[PROBLEM REQUIREMENTS]
Every line of the material below must be repeated exactly.

** Begin PROVIDED INFORMATION **

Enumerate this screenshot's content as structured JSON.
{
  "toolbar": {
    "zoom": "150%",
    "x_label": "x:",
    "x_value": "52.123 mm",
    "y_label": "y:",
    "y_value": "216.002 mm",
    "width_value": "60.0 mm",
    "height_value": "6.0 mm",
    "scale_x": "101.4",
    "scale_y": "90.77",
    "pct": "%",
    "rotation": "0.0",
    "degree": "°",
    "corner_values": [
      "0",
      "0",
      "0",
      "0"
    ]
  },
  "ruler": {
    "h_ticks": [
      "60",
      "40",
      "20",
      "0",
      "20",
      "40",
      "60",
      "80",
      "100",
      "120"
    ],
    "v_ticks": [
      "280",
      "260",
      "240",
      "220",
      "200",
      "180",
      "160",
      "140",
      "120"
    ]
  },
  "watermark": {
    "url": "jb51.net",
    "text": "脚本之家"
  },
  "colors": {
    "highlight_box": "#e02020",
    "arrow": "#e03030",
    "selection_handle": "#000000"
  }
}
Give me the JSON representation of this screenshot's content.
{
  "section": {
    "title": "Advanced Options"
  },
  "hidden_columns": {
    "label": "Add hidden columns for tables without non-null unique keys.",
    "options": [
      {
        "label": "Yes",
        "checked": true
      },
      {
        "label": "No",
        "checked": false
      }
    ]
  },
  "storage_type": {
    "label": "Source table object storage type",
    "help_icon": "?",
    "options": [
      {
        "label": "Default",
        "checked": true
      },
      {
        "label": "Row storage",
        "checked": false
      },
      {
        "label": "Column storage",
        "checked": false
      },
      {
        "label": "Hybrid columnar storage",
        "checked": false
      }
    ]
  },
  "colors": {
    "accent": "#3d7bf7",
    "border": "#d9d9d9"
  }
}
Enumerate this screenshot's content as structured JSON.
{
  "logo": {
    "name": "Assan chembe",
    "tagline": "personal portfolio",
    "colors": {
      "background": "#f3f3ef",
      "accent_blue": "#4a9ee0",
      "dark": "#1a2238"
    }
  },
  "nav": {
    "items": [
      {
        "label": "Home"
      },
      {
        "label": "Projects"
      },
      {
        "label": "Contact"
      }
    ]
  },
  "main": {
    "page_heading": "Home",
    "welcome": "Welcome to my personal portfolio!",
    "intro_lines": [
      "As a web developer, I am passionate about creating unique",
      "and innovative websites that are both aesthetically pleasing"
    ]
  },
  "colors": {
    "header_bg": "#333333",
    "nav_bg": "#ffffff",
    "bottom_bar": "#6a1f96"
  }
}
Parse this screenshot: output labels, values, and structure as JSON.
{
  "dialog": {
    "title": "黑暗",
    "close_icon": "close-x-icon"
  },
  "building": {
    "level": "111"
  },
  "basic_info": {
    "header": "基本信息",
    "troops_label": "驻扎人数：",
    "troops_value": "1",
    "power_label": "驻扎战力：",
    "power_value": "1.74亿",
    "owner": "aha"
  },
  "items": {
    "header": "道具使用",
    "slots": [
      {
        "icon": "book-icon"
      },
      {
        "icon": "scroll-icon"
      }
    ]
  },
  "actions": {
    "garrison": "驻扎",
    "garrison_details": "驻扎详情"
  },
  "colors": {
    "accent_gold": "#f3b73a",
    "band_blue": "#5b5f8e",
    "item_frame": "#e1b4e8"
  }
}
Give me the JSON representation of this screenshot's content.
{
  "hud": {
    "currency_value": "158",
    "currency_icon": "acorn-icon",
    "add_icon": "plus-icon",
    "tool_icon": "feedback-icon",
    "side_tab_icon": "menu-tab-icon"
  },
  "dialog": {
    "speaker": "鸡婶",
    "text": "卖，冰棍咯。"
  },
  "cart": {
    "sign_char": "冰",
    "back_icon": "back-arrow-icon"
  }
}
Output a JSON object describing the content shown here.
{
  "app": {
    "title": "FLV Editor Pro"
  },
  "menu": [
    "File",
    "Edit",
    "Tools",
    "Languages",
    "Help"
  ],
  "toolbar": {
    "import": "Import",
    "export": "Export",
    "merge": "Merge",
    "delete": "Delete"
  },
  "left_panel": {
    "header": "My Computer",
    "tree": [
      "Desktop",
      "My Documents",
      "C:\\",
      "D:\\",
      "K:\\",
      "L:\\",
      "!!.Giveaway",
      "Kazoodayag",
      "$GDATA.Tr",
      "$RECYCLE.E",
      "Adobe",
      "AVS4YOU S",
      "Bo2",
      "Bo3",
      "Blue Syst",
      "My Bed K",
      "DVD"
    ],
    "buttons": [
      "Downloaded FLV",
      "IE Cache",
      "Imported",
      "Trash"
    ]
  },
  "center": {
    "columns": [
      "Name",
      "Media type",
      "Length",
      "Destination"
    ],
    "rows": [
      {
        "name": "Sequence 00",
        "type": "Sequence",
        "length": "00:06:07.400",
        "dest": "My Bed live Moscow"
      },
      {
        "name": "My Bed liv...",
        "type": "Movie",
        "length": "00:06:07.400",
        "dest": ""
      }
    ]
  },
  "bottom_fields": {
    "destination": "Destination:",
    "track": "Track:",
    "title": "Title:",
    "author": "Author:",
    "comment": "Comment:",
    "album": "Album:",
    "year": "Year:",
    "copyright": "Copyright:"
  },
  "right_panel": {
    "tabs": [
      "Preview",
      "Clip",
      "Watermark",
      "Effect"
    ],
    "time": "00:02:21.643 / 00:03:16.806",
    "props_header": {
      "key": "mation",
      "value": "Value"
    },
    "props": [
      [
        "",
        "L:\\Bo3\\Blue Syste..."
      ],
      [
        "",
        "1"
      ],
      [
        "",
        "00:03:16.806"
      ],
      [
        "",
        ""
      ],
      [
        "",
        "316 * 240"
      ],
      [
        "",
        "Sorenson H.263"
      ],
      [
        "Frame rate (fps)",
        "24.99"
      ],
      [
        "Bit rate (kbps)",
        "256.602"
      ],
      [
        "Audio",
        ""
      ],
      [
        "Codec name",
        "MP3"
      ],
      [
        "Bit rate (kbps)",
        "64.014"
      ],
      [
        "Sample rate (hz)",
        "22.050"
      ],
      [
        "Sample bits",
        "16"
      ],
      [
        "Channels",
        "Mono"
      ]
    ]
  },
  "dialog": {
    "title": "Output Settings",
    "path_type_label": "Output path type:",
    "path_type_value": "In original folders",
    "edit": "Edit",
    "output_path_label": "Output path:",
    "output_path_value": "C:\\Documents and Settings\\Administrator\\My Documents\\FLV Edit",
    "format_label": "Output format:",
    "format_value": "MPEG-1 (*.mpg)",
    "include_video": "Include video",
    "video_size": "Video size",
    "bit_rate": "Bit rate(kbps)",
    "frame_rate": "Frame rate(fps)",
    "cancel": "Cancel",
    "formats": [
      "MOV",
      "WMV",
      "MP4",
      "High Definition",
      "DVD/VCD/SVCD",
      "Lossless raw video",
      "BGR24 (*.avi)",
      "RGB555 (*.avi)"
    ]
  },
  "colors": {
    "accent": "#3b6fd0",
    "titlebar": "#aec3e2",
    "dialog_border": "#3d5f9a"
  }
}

** End PROVIDED INFORMATION **

[ANSWER TO THIS TASK]
Enumerate this screenshot's content as structured JSON.
{
  "toolbar": {
    "zoom": "150%",
    "x_label": "x:",
    "x_value": "52.123 mm",
    "y_label": "y:",
    "y_value": "216.002 mm",
    "width_value": "60.0 mm",
    "height_value": "6.0 mm",
    "scale_x": "101.4",
    "scale_y": "90.77",
    "pct": "%",
    "rotation": "0.0",
    "degree": "°",
    "corner_values": [
      "0",
      "0",
      "0",
      "0"
    ]
  },
  "ruler": {
    "h_ticks": [
      "60",
      "40",
      "20",
      "0",
      "20",
      "40",
      "60",
      "80",
      "100",
      "120"
    ],
    "v_ticks": [
      "280",
      "260",
      "240",
      "220",
      "200",
      "180",
      "160",
      "140",
      "120"
    ]
  },
  "watermark": {
    "url": "jb51.net",
    "text": "脚本之家"
  },
  "colors": {
    "highlight_box": "#e02020",
    "arrow": "#e03030",
    "selection_handle": "#000000"
  }
}
Give me the JSON representation of this screenshot's content.
{
  "section": {
    "title": "Advanced Options"
  },
  "hidden_columns": {
    "label": "Add hidden columns for tables without non-null unique keys.",
    "options": [
      {
        "label": "Yes",
        "checked": true
      },
      {
        "label": "No",
        "checked": false
      }
    ]
  },
  "storage_type": {
    "label": "Source table object storage type",
    "help_icon": "?",
    "options": [
      {
        "label": "Default",
        "checked": true
      },
      {
        "label": "Row storage",
        "checked": false
      },
      {
        "label": "Column storage",
        "checked": false
      },
      {
        "label": "Hybrid columnar storage",
        "checked": false
      }
    ]
  },
  "colors": {
    "accent": "#3d7bf7",
    "border": "#d9d9d9"
  }
}
Enumerate this screenshot's content as structured JSON.
{
  "logo": {
    "name": "Assan chembe",
    "tagline": "personal portfolio",
    "colors": {
      "background": "#f3f3ef",
      "accent_blue": "#4a9ee0",
      "dark": "#1a2238"
    }
  },
  "nav": {
    "items": [
      {
        "label": "Home"
      },
      {
        "label": "Projects"
      },
      {
        "label": "Contact"
      }
    ]
  },
  "main": {
    "page_heading": "Home",
    "welcome": "Welcome to my personal portfolio!",
    "intro_lines": [
      "As a web developer, I am passionate about creating unique",
      "and innovative websites that are both aesthetically pleasing"
    ]
  },
  "colors": {
    "header_bg": "#333333",
    "nav_bg": "#ffffff",
    "bottom_bar": "#6a1f96"
  }
}
Parse this screenshot: output labels, values, and structure as JSON.
{
  "dialog": {
    "title": "黑暗",
    "close_icon": "close-x-icon"
  },
  "building": {
    "level": "111"
  },
  "basic_info": {
    "header": "基本信息",
    "troops_label": "驻扎人数：",
    "troops_value": "1",
    "power_label": "驻扎战力：",
    "power_value": "1.74亿",
    "owner": "aha"
  },
  "items": {
    "header": "道具使用",
    "slots": [
      {
        "icon": "book-icon"
      },
      {
        "icon": "scroll-icon"
      }
    ]
  },
  "actions": {
    "garrison": "驻扎",
    "garrison_details": "驻扎详情"
  },
  "colors": {
    "accent_gold": "#f3b73a",
    "band_blue": "#5b5f8e",
    "item_frame": "#e1b4e8"
  }
}
Give me the JSON representation of this screenshot's content.
{
  "hud": {
    "currency_value": "158",
    "currency_icon": "acorn-icon",
    "add_icon": "plus-icon",
    "tool_icon": "feedback-icon",
    "side_tab_icon": "menu-tab-icon"
  },
  "dialog": {
    "speaker": "鸡婶",
    "text": "卖，冰棍咯。"
  },
  "cart": {
    "sign_char": "冰",
    "back_icon": "back-arrow-icon"
  }
}
Output a JSON object describing the content shown here.
{
  "app": {
    "title": "FLV Editor Pro"
  },
  "menu": [
    "File",
    "Edit",
    "Tools",
    "Languages",
    "Help"
  ],
  "toolbar": {
    "import": "Import",
    "export": "Export",
    "merge": "Merge",
    "delete": "Delete"
  },
  "left_panel": {
    "header": "My Computer",
    "tree": [
      "Desktop",
      "My Documents",
      "C:\\",
      "D:\\",
      "K:\\",
      "L:\\",
      "!!.Giveaway",
      "Kazoodayag",
      "$GDATA.Tr",
      "$RECYCLE.E",
      "Adobe",
      "AVS4YOU S",
      "Bo2",
      "Bo3",
      "Blue Syst",
      "My Bed K",
      "DVD"
    ],
    "buttons": [
      "Downloaded FLV",
      "IE Cache",
      "Imported",
      "Trash"
    ]
  },
  "center": {
    "columns": [
      "Name",
      "Media type",
      "Length",
      "Destination"
    ],
    "rows": [
      {
        "name": "Sequence 00",
        "type": "Sequence",
        "length": "00:06:07.400",
        "dest": "My Bed live Moscow"
      },
      {
        "name": "My Bed liv...",
        "type": "Movie",
        "length": "00:06:07.400",
        "dest": ""
      }
    ]
  },
  "bottom_fields": {
    "destination": "Destination:",
    "track": "Track:",
    "title": "Title:",
    "author": "Author:",
    "comment": "Comment:",
    "album": "Album:",
    "year": "Year:",
    "copyright": "Copyright:"
  },
  "right_panel": {
    "tabs": [
      "Preview",
      "Clip",
      "Watermark",
      "Effect"
    ],
    "time": "00:02:21.643 / 00:03:16.806",
    "props_header": {
      "key": "mation",
      "value": "Value"
    },
    "props": [
      [
        "",
        "L:\\Bo3\\Blue Syste..."
      ],
      [
        "",
        "1"
      ],
      [
        "",
        "00:03:16.806"
      ],
      [
        "",
        ""
      ],
      [
        "",
        "316 * 240"
      ],
      [
        "",
        "Sorenson H.263"
      ],
      [
        "Frame rate (fps)",
        "24.99"
      ],
      [
        "Bit rate (kbps)",
        "256.602"
      ],
      [
        "Audio",
        ""
      ],
      [
        "Codec name",
        "MP3"
      ],
      [
        "Bit rate (kbps)",
        "64.014"
      ],
      [
        "Sample rate (hz)",
        "22.050"
      ],
      [
        "Sample bits",
        "16"
      ],
      [
        "Channels",
        "Mono"
      ]
    ]
  },
  "dialog": {
    "title": "Output Settings",
    "path_type_label": "Output path type:",
    "path_type_value": "In original folders",
    "edit": "Edit",
    "output_path_label": "Output path:",
    "output_path_value": "C:\\Documents and Settings\\Administrator\\My Documents\\FLV Edit",
    "format_label": "Output format:",
    "format_value": "MPEG-1 (*.mpg)",
    "include_video": "Include video",
    "video_size": "Video size",
    "bit_rate": "Bit rate(kbps)",
    "frame_rate": "Frame rate(fps)",
    "cancel": "Cancel",
    "formats": [
      "MOV",
      "WMV",
      "MP4",
      "High Definition",
      "DVD/VCD/SVCD",
      "Lossless raw video",
      "BGR24 (*.avi)",
      "RGB555 (*.avi)"
    ]
  },
  "colors": {
    "accent": "#3b6fd0",
    "titlebar": "#aec3e2",
    "dialog_border": "#3d5f9a"
  }
}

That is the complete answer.